(Part of a data file)
┏━━

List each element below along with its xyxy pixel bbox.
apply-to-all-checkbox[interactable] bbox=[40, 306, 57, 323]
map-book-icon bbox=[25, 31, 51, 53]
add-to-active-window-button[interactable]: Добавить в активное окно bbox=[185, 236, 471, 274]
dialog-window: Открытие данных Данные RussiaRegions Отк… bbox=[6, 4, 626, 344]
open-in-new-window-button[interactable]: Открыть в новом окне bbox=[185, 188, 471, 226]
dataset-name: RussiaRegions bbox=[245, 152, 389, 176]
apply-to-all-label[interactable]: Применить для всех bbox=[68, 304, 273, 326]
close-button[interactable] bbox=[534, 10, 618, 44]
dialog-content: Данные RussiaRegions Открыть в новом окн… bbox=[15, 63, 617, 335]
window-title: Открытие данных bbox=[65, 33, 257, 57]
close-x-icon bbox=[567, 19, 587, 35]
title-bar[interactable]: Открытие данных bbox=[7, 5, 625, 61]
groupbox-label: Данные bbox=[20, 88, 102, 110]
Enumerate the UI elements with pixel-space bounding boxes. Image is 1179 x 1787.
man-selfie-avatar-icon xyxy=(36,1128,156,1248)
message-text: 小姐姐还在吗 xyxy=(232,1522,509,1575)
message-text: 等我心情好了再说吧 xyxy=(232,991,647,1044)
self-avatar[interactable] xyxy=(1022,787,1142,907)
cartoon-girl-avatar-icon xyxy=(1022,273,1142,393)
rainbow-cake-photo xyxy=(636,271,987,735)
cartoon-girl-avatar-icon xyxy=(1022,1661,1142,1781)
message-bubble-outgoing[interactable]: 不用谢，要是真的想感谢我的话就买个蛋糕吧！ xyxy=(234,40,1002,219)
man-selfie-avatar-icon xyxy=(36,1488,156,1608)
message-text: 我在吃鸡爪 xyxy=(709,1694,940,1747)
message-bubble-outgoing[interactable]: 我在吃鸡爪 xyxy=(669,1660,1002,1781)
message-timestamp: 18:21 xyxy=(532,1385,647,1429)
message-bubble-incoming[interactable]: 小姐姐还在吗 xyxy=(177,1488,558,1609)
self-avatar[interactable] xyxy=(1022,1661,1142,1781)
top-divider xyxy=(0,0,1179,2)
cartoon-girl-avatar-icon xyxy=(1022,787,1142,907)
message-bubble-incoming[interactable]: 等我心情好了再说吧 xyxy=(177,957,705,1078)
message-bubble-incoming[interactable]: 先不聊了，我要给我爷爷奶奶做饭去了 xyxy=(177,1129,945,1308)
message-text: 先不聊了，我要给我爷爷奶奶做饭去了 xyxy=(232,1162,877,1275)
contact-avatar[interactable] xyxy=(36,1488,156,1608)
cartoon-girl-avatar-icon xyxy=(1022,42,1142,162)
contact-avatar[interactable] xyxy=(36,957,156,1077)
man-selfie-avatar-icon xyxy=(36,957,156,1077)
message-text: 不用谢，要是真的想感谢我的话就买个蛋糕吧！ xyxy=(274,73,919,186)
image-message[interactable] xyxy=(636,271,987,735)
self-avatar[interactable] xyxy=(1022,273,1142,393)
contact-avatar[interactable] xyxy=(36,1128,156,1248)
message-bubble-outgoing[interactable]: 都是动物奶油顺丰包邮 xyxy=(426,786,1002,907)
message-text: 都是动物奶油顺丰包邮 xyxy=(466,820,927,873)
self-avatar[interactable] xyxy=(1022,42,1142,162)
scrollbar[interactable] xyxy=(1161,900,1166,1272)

┗━━
┏━━

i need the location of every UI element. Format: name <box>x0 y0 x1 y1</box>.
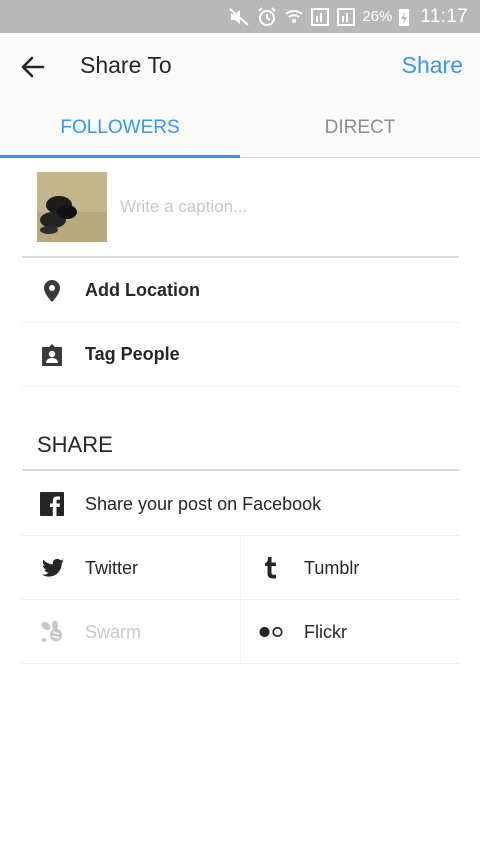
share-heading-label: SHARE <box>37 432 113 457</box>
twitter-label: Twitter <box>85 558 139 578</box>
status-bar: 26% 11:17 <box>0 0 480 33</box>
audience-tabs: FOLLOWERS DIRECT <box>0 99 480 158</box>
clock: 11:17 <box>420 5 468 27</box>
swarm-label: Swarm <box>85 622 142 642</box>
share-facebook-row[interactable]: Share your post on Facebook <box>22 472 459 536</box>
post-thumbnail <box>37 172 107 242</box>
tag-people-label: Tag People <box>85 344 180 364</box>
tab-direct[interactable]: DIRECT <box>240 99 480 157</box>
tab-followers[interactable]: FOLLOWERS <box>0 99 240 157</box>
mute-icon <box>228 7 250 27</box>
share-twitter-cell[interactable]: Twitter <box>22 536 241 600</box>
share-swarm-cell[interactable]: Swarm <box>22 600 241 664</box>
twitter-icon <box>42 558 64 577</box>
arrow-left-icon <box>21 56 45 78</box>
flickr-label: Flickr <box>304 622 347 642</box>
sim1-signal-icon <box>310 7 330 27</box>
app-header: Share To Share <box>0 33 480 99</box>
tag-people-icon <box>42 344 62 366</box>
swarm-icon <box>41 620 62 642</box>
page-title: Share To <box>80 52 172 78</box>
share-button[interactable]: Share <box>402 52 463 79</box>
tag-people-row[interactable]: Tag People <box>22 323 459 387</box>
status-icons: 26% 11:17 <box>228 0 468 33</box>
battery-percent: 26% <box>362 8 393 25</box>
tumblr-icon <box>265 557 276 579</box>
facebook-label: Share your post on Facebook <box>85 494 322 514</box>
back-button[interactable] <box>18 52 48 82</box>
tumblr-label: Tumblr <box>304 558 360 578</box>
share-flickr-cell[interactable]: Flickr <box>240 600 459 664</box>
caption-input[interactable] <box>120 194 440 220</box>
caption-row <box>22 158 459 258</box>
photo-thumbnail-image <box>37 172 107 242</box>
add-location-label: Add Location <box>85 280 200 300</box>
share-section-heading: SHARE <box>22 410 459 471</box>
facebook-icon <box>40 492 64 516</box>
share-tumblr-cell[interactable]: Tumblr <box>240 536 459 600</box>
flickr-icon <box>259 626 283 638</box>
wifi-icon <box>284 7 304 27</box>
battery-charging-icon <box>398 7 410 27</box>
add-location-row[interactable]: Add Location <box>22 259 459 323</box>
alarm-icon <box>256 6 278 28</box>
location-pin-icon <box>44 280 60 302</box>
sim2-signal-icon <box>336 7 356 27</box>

┗━━

* [To do] Copy the listing word for word, beginning at the line that contains "List each element" and ending after the line that contains "dialog-window: Открытие данных".

* [Task output]
List each element below along with its xyxy pixel bbox.
apply-to-all-checkbox[interactable] bbox=[40, 306, 57, 323]
map-book-icon bbox=[25, 31, 51, 53]
add-to-active-window-button[interactable]: Добавить в активное окно bbox=[185, 236, 471, 274]
dialog-window: Открытие данных Данные RussiaRegions Отк… bbox=[6, 4, 626, 344]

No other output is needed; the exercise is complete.